◆ Given task ◆
Write the records out again, keeping each line exactly as it is.
━━ Supplied data ━━
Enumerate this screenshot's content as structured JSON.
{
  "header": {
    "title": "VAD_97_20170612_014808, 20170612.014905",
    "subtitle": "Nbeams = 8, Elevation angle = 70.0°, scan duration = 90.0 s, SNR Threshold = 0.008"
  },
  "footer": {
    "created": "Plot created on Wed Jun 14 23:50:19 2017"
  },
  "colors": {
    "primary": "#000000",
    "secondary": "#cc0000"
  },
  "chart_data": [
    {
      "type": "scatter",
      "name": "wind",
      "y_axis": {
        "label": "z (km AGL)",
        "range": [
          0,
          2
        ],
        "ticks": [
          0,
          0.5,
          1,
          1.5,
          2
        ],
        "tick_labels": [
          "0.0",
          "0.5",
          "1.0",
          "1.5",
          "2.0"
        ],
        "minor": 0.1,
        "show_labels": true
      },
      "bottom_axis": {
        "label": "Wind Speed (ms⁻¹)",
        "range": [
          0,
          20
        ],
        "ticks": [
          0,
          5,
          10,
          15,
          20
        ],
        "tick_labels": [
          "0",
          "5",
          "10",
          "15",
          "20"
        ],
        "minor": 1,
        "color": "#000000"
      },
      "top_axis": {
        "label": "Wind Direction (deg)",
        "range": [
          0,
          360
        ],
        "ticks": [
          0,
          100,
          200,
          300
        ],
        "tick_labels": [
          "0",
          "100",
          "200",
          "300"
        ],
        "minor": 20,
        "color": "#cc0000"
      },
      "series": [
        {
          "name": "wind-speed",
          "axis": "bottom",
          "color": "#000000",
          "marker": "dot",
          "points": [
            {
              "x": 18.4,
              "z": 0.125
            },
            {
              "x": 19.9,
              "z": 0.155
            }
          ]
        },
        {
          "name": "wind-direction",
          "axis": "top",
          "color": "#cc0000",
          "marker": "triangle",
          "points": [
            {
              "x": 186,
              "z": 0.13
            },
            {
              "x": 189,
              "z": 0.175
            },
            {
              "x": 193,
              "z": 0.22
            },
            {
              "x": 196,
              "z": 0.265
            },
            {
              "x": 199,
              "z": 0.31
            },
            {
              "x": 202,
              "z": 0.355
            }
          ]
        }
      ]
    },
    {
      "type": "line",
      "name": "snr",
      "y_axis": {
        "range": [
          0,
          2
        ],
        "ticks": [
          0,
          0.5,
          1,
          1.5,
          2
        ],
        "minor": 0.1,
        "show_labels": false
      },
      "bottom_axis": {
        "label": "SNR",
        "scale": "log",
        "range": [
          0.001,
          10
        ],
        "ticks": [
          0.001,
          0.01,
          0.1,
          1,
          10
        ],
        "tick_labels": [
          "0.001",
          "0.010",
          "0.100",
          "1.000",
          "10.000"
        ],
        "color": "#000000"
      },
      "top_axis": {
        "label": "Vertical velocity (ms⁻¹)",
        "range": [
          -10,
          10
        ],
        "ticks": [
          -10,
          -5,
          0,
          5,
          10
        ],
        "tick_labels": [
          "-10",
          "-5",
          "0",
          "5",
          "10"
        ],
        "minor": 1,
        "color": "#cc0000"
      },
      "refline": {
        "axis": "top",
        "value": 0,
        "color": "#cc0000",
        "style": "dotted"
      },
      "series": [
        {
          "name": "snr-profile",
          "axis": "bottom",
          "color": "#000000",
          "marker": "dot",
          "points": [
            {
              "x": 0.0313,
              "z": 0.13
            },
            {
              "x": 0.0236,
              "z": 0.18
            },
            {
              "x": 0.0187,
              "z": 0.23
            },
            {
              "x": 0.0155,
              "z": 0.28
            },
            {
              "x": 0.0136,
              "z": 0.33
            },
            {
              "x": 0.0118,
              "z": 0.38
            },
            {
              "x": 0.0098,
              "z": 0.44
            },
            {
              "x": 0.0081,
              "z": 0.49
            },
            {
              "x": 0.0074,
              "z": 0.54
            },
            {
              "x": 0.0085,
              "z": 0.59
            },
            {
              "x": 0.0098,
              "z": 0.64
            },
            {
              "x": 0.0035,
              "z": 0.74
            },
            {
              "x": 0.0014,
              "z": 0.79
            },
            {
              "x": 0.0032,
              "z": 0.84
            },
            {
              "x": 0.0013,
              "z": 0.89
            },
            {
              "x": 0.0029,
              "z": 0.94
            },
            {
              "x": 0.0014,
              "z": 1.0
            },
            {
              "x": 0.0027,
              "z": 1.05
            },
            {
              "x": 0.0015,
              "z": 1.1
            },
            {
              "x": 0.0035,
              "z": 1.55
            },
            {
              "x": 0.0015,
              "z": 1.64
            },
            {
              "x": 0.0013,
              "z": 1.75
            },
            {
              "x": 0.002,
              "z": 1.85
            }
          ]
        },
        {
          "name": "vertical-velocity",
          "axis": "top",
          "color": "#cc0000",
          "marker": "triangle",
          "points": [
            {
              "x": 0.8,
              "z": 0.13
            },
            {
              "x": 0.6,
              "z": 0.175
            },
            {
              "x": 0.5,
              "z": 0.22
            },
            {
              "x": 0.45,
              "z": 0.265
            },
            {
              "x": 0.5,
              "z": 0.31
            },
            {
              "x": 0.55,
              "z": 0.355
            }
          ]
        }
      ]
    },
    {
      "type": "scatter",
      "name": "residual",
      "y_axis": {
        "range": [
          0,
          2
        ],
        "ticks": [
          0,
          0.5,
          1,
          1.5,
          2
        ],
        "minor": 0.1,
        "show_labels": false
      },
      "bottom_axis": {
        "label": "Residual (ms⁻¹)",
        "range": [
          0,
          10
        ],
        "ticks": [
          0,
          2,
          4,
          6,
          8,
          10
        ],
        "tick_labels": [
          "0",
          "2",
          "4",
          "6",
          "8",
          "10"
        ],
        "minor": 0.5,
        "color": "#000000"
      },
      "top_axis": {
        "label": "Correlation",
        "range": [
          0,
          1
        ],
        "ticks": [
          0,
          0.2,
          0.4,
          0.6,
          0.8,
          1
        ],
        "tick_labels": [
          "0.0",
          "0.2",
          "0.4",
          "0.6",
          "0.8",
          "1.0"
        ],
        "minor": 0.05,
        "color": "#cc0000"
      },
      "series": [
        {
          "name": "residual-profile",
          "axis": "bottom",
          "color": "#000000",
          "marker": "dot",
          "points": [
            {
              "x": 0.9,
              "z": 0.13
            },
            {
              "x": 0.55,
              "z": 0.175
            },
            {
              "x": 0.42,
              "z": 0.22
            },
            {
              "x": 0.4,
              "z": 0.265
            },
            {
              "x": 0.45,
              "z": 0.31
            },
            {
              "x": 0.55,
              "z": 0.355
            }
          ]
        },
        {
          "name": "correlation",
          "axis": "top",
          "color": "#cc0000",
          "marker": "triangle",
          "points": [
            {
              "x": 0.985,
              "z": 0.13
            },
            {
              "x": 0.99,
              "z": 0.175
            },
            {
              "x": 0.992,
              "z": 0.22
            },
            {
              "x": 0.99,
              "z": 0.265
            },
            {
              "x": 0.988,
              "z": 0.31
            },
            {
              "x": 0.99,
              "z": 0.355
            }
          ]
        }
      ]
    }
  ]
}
━━━
◆ Answer to this task ◆
Enumerate this screenshot's content as structured JSON.
{
  "header": {
    "title": "VAD_97_20170612_014808, 20170612.014905",
    "subtitle": "Nbeams = 8, Elevation angle = 70.0°, scan duration = 90.0 s, SNR Threshold = 0.008"
  },
  "footer": {
    "created": "Plot created on Wed Jun 14 23:50:19 2017"
  },
  "colors": {
    "primary": "#000000",
    "secondary": "#cc0000"
  },
  "chart_data": [
    {
      "type": "scatter",
      "name": "wind",
      "y_axis": {
        "label": "z (km AGL)",
        "range": [
          0,
          2
        ],
        "ticks": [
          0,
          0.5,
          1,
          1.5,
          2
        ],
        "tick_labels": [
          "0.0",
          "0.5",
          "1.0",
          "1.5",
          "2.0"
        ],
        "minor": 0.1,
        "show_labels": true
      },
      "bottom_axis": {
        "label": "Wind Speed (ms⁻¹)",
        "range": [
          0,
          20
        ],
        "ticks": [
          0,
          5,
          10,
          15,
          20
        ],
        "tick_labels": [
          "0",
          "5",
          "10",
          "15",
          "20"
        ],
        "minor": 1,
        "color": "#000000"
      },
      "top_axis": {
        "label": "Wind Direction (deg)",
        "range": [
          0,
          360
        ],
        "ticks": [
          0,
          100,
          200,
          300
        ],
        "tick_labels": [
          "0",
          "100",
          "200",
          "300"
        ],
        "minor": 20,
        "color": "#cc0000"
      },
      "series": [
        {
          "name": "wind-speed",
          "axis": "bottom",
          "color": "#000000",
          "marker": "dot",
          "points": [
            {
              "x": 18.4,
              "z": 0.125
            },
            {
              "x": 19.9,
              "z": 0.155
            }
          ]
        },
        {
          "name": "wind-direction",
          "axis": "top",
          "color": "#cc0000",
          "marker": "triangle",
          "points": [
            {
              "x": 186,
              "z": 0.13
            },
            {
              "x": 189,
              "z": 0.175
            },
            {
              "x": 193,
              "z": 0.22
            },
            {
              "x": 196,
              "z": 0.265
            },
            {
              "x": 199,
              "z": 0.31
            },
            {
              "x": 202,
              "z": 0.355
            }
          ]
        }
      ]
    },
    {
      "type": "line",
      "name": "snr",
      "y_axis": {
        "range": [
          0,
          2
        ],
        "ticks": [
          0,
          0.5,
          1,
          1.5,
          2
        ],
        "minor": 0.1,
        "show_labels": false
      },
      "bottom_axis": {
        "label": "SNR",
        "scale": "log",
        "range": [
          0.001,
          10
        ],
        "ticks": [
          0.001,
          0.01,
          0.1,
          1,
          10
        ],
        "tick_labels": [
          "0.001",
          "0.010",
          "0.100",
          "1.000",
          "10.000"
        ],
        "color": "#000000"
      },
      "top_axis": {
        "label": "Vertical velocity (ms⁻¹)",
        "range": [
          -10,
          10
        ],
        "ticks": [
          -10,
          -5,
          0,
          5,
          10
        ],
        "tick_labels": [
          "-10",
          "-5",
          "0",
          "5",
          "10"
        ],
        "minor": 1,
        "color": "#cc0000"
      },
      "refline": {
        "axis": "top",
        "value": 0,
        "color": "#cc0000",
        "style": "dotted"
      },
      "series": [
        {
          "name": "snr-profile",
          "axis": "bottom",
          "color": "#000000",
          "marker": "dot",
          "points": [
            {
              "x": 0.0313,
              "z": 0.13
            },
            {
              "x": 0.0236,
              "z": 0.18
            },
            {
              "x": 0.0187,
              "z": 0.23
            },
            {
              "x": 0.0155,
              "z": 0.28
            },
            {
              "x": 0.0136,
              "z": 0.33
            },
            {
              "x": 0.0118,
              "z": 0.38
            },
            {
              "x": 0.0098,
              "z": 0.44
            },
            {
              "x": 0.0081,
              "z": 0.49
            },
            {
              "x": 0.0074,
              "z": 0.54
            },
            {
              "x": 0.0085,
              "z": 0.59
            },
            {
              "x": 0.0098,
              "z": 0.64
            },
            {
              "x": 0.0035,
              "z": 0.74
            },
            {
              "x": 0.0014,
              "z": 0.79
            },
            {
              "x": 0.0032,
              "z": 0.84
            },
            {
              "x": 0.0013,
              "z": 0.89
            },
            {
              "x": 0.0029,
              "z": 0.94
            },
            {
              "x": 0.0014,
              "z": 1.0
            },
            {
              "x": 0.0027,
              "z": 1.05
            },
            {
              "x": 0.0015,
              "z": 1.1
            },
            {
              "x": 0.0035,
              "z": 1.55
            },
            {
              "x": 0.0015,
              "z": 1.64
            },
            {
              "x": 0.0013,
              "z": 1.75
            },
            {
              "x": 0.002,
              "z": 1.85
            }
          ]
        },
        {
          "name": "vertical-velocity",
          "axis": "top",
          "color": "#cc0000",
          "marker": "triangle",
          "points": [
            {
              "x": 0.8,
              "z": 0.13
            },
            {
              "x": 0.6,
              "z": 0.175
            },
            {
              "x": 0.5,
              "z": 0.22
            },
            {
              "x": 0.45,
              "z": 0.265
            },
            {
              "x": 0.5,
              "z": 0.31
            },
            {
              "x": 0.55,
              "z": 0.355
            }
          ]
        }
      ]
    },
    {
      "type": "scatter",
      "name": "residual",
      "y_axis": {
        "range": [
          0,
          2
        ],
        "ticks": [
          0,
          0.5,
          1,
          1.5,
          2
        ],
        "minor": 0.1,
        "show_labels": false
      },
      "bottom_axis": {
        "label": "Residual (ms⁻¹)",
        "range": [
          0,
          10
        ],
        "ticks": [
          0,
          2,
          4,
          6,
          8,
          10
        ],
        "tick_labels": [
          "0",
          "2",
          "4",
          "6",
          "8",
          "10"
        ],
        "minor": 0.5,
        "color": "#000000"
      },
      "top_axis": {
        "label": "Correlation",
        "range": [
          0,
          1
        ],
        "ticks": [
          0,
          0.2,
          0.4,
          0.6,
          0.8,
          1
        ],
        "tick_labels": [
          "0.0",
          "0.2",
          "0.4",
          "0.6",
          "0.8",
          "1.0"
        ],
        "minor": 0.05,
        "color": "#cc0000"
      },
      "series": [
        {
          "name": "residual-profile",
          "axis": "bottom",
          "color": "#000000",
          "marker": "dot",
          "points": [
            {
              "x": 0.9,
              "z": 0.13
            },
            {
              "x": 0.55,
              "z": 0.175
            },
            {
              "x": 0.42,
              "z": 0.22
            },
            {
              "x": 0.4,
              "z": 0.265
            },
            {
              "x": 0.45,
              "z": 0.31
            },
            {
              "x": 0.55,
              "z": 0.355
            }
          ]
        },
        {
          "name": "correlation",
          "axis": "top",
          "color": "#cc0000",
          "marker": "triangle",
          "points": [
            {
              "x": 0.985,
              "z": 0.13
            },
            {
              "x": 0.99,
              "z": 0.175
            },
            {
              "x": 0.992,
              "z": 0.22
            },
            {
              "x": 0.99,
              "z": 0.265
            },
            {
              "x": 0.988,
              "z": 0.31
            },
            {
              "x": 0.99,
              "z": 0.355
            }
          ]
        }
      ]
    }
  ]
}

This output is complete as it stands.